__What the task asks__: Select and copy out every line in the records containing "Saturated".

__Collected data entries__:
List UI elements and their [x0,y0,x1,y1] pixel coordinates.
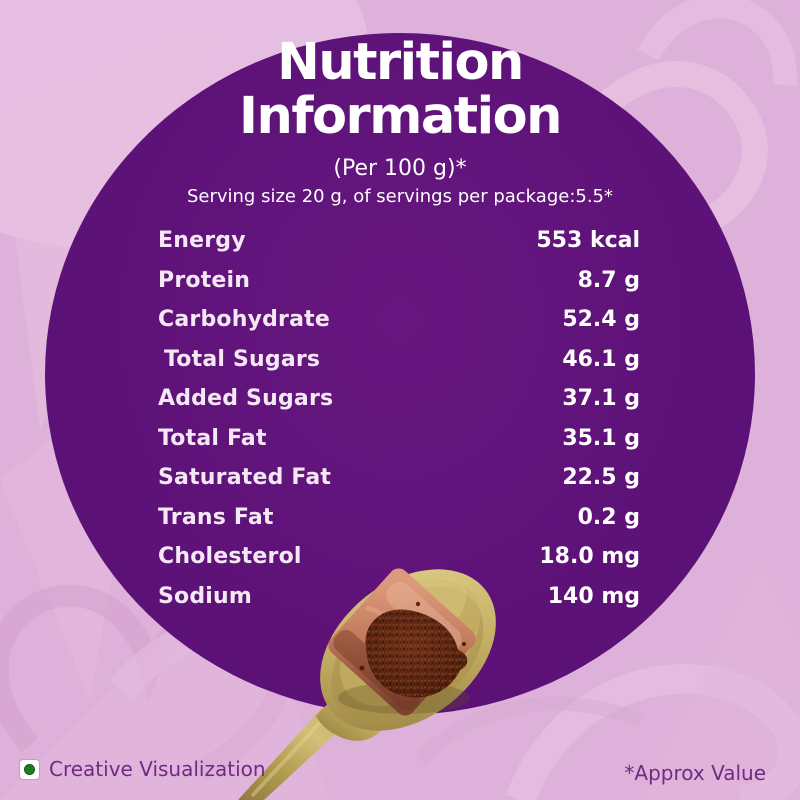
nutrition-table: Energy 553 kcal Protein 8.7 g Carbohydra… [158,221,640,616]
creative-visualization-note: Creative Visualization [49,757,266,781]
nutrient-label: Sodium [158,583,253,609]
table-row-saturated-fat: Saturated Fat 22.5 g [158,458,640,498]
nutrient-label: Trans Fat [158,504,274,530]
table-row-protein: Protein 8.7 g [158,261,640,301]
nutrient-value: 46.1 g [562,346,640,372]
vegetarian-dot-icon [24,763,35,775]
table-row-carbohydrate: Carbohydrate 52.4 g [158,300,640,340]
nutrient-label: Added Sugars [158,386,334,412]
nutrient-label: Saturated Fat [158,465,332,491]
nutrient-value: 140 mg [547,583,640,609]
nutrient-value: 8.7 g [577,267,640,293]
nutrient-label: Carbohydrate [158,307,330,333]
table-row-total-fat: Total Fat 35.1 g [158,419,640,459]
nutrient-value: 0.2 g [577,504,640,530]
header: Nutrition Information (Per 100 g)* Servi… [0,33,800,208]
table-row-cholesterol: Cholesterol 18.0 mg [158,537,640,577]
nutrient-label: Energy [158,228,246,254]
nutrient-value: 35.1 g [562,425,640,451]
table-row-trans-fat: Trans Fat 0.2 g [158,498,640,538]
table-row-energy: Energy 553 kcal [158,221,640,261]
nutrient-value: 553 kcal [536,228,640,254]
page-title-line2: Information [239,87,562,147]
nutrient-label: Total Fat [158,425,267,451]
nutrient-value: 18.0 mg [539,544,640,570]
nutrient-label: Protein [158,267,251,293]
vegetarian-mark-icon [20,759,39,779]
table-row-total-sugars: Total Sugars 46.1 g [158,340,640,380]
nutrient-value: 22.5 g [562,465,640,491]
nutrient-value: 52.4 g [562,307,640,333]
footer-left: Creative Visualization [20,757,266,781]
nutrient-value: 37.1 g [562,386,640,412]
page-title-line1: Nutrition [277,33,524,92]
per-basis-note: (Per 100 g)* [333,156,467,182]
serving-size-note: Serving size 20 g, of servings per packa… [186,186,614,208]
table-row-sodium: Sodium 140 mg [158,577,640,617]
nutrient-label: Cholesterol [158,544,302,570]
table-row-added-sugars: Added Sugars 37.1 g [158,379,640,419]
nutrient-label: Total Sugars [164,346,321,372]
approx-value-note: *Approx Value [624,761,766,785]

__Result__:
table-row-saturated-fat: Saturated Fat 22.5 g [158,458,640,498]
nutrient-label: Saturated Fat [158,465,332,491]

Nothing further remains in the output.